[A block of data]
────────────────────

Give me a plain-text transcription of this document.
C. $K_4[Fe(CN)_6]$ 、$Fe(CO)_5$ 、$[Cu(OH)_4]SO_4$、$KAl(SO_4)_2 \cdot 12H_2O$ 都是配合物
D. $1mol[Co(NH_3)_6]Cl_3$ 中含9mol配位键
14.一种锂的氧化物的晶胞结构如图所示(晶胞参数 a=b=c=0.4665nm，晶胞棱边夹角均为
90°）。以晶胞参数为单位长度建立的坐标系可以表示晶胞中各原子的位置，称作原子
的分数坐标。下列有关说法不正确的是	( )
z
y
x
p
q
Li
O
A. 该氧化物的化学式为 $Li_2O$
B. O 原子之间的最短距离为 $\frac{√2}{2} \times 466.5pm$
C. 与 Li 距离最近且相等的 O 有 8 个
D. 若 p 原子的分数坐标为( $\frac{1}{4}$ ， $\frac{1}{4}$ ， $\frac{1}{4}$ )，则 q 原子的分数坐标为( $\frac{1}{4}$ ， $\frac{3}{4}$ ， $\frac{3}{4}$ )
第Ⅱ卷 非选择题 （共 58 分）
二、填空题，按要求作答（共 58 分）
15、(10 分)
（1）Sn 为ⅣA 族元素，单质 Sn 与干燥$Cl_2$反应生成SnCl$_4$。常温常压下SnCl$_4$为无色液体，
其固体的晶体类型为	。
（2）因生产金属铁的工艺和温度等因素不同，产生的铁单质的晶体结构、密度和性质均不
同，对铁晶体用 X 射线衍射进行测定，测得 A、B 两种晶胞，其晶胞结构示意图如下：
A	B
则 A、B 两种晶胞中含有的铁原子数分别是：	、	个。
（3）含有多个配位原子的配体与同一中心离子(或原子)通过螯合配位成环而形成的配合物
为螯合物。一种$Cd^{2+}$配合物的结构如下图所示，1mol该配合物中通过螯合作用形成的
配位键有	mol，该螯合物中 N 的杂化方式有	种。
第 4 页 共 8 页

────────────────────

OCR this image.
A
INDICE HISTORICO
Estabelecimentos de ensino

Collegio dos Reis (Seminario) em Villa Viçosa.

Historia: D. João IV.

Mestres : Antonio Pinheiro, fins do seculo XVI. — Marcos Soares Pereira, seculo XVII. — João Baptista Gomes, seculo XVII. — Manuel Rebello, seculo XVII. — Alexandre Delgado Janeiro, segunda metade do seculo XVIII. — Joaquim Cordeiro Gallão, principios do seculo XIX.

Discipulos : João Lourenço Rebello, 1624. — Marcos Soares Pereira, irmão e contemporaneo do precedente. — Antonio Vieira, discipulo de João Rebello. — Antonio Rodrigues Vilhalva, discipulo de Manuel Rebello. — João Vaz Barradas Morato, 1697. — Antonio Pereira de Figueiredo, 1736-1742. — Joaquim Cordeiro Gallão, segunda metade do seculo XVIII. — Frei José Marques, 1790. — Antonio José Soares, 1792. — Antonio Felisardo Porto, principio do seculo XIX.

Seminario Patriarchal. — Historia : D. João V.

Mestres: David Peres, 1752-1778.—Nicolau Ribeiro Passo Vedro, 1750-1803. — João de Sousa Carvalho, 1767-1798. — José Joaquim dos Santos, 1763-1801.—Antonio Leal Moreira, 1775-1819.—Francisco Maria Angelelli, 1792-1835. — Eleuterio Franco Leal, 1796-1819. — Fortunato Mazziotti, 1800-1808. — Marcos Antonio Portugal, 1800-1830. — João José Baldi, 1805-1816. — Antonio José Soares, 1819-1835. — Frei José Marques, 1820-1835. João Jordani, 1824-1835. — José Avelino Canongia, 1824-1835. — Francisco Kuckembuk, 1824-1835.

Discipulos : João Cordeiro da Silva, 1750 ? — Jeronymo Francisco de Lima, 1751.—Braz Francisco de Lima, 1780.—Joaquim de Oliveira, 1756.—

────────────────────

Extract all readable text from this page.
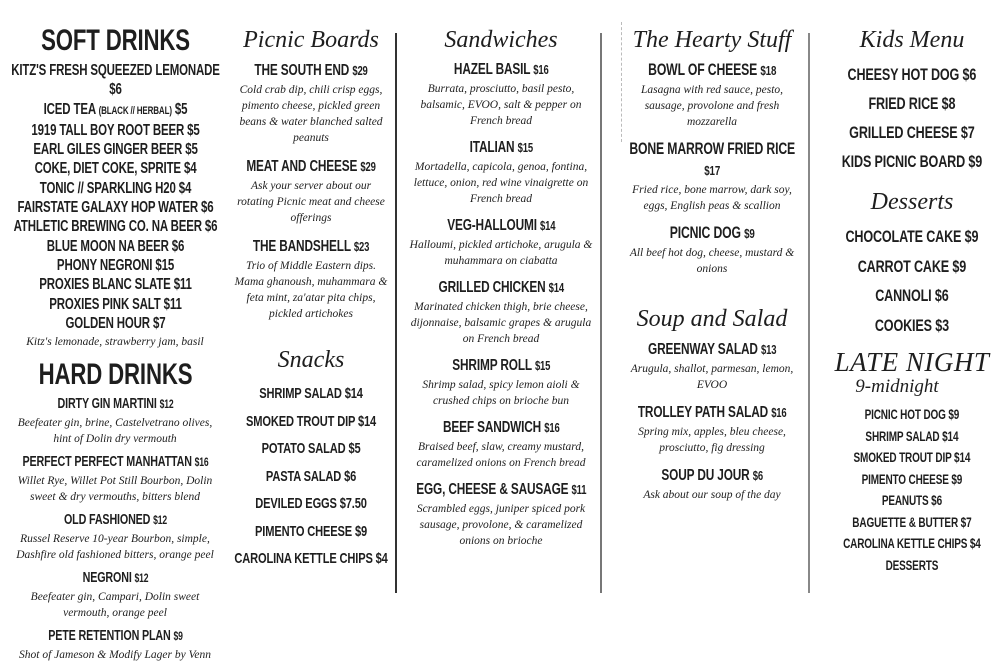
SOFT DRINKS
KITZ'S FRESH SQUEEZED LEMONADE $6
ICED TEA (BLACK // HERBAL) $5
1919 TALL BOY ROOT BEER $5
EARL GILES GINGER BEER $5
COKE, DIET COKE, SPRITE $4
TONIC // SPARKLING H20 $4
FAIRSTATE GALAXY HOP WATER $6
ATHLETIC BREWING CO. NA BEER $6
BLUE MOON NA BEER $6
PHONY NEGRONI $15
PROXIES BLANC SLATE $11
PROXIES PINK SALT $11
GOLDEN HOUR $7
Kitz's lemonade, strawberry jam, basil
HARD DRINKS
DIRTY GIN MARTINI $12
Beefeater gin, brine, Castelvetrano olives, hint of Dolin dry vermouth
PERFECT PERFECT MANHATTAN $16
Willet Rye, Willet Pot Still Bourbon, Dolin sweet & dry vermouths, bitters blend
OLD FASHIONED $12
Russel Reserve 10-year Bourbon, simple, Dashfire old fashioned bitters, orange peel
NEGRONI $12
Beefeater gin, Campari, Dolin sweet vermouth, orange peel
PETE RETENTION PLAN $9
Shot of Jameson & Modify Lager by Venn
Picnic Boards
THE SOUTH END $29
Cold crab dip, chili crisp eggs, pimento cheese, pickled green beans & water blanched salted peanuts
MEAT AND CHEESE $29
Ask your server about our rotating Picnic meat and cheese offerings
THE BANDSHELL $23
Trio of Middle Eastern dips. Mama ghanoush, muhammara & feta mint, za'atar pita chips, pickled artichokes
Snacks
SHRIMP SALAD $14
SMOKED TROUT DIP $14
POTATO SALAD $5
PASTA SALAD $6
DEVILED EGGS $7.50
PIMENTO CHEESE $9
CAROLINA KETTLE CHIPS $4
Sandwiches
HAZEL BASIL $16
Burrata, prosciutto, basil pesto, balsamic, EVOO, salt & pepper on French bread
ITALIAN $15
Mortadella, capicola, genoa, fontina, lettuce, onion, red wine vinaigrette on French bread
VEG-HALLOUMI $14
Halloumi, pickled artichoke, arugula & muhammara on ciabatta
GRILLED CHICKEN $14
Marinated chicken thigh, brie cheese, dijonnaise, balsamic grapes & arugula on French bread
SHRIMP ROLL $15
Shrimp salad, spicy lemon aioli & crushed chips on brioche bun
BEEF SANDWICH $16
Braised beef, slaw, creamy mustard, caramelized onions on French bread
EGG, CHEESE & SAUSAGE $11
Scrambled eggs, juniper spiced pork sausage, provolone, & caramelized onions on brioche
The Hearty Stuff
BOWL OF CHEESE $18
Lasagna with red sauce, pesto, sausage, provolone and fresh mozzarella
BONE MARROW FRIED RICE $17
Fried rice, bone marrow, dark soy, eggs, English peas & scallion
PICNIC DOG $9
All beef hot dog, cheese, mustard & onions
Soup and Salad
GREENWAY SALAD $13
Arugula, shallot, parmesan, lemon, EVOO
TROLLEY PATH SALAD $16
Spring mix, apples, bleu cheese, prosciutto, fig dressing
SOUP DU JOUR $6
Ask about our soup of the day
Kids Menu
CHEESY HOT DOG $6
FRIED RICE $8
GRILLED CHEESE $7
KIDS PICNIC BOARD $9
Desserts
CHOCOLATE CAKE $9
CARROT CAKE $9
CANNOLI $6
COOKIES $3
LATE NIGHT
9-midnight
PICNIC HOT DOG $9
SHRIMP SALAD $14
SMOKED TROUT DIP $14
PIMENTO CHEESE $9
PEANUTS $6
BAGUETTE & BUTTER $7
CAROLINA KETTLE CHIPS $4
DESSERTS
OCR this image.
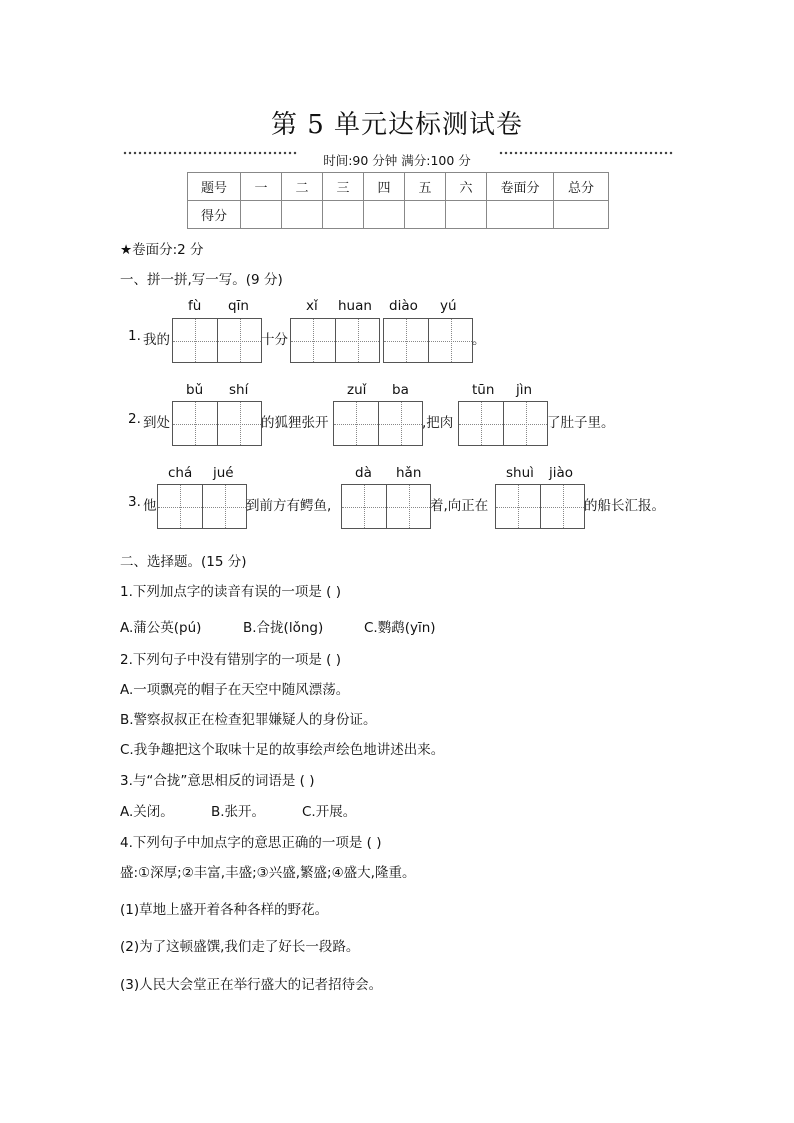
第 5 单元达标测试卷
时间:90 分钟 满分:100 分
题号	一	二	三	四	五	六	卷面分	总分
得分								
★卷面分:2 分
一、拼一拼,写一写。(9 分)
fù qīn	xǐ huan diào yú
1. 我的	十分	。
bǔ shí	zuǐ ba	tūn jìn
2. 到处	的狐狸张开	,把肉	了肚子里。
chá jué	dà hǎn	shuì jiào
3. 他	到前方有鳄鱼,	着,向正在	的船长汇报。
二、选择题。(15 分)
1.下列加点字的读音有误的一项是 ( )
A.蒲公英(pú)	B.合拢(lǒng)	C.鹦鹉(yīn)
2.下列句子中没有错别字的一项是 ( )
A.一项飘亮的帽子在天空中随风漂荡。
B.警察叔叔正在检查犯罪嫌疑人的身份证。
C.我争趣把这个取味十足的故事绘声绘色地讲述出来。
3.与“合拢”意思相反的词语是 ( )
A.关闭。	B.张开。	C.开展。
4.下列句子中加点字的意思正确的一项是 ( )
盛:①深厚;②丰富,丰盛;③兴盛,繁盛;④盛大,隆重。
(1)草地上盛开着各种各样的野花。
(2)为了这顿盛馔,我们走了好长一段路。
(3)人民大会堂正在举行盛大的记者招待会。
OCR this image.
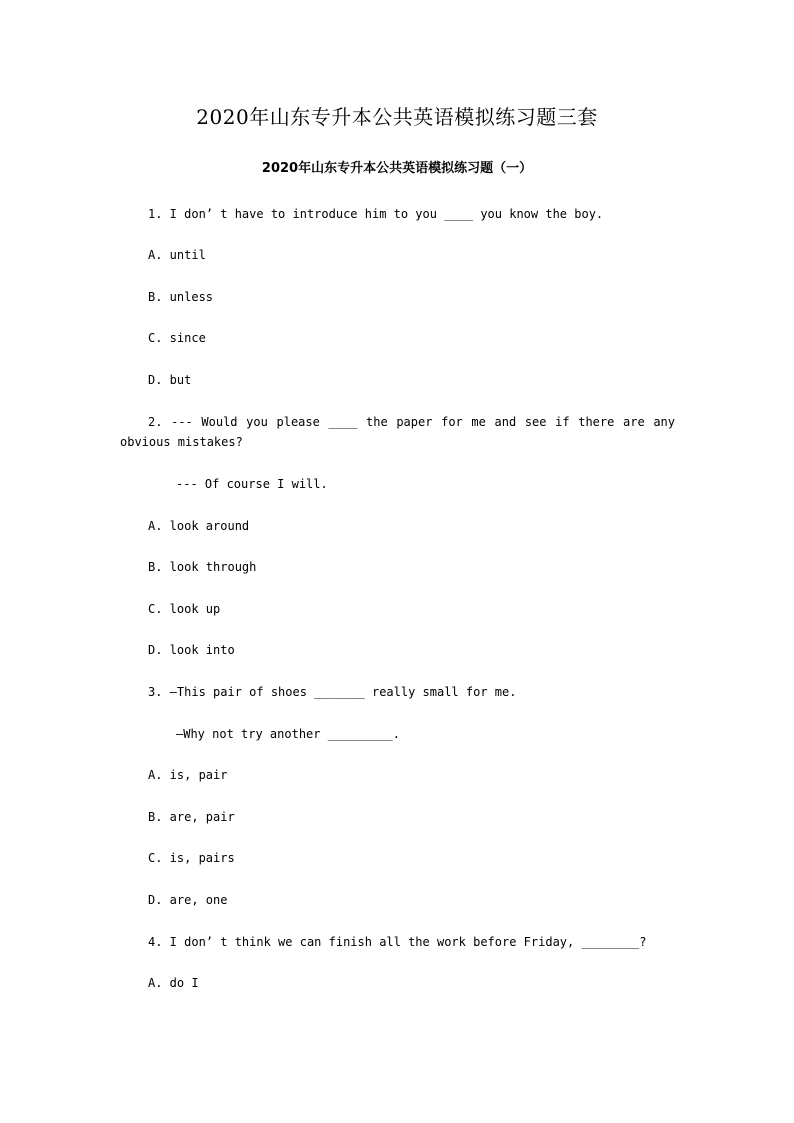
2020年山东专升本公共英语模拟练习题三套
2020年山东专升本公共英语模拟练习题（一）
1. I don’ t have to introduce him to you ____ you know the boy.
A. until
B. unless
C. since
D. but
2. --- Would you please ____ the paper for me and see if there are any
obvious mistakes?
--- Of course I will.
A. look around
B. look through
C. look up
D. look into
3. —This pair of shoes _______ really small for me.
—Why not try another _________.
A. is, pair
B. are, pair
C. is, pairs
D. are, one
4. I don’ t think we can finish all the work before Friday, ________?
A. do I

────────────────────

Short exercise: Locate the string "orange" in the listing above and copy every line where it occurs.

Solution:
Russel Reserve 10-year Bourbon, simple, Dashfire old fashioned bitters, orange peel
Beefeater gin, Campari, Dolin sweet vermouth, orange peel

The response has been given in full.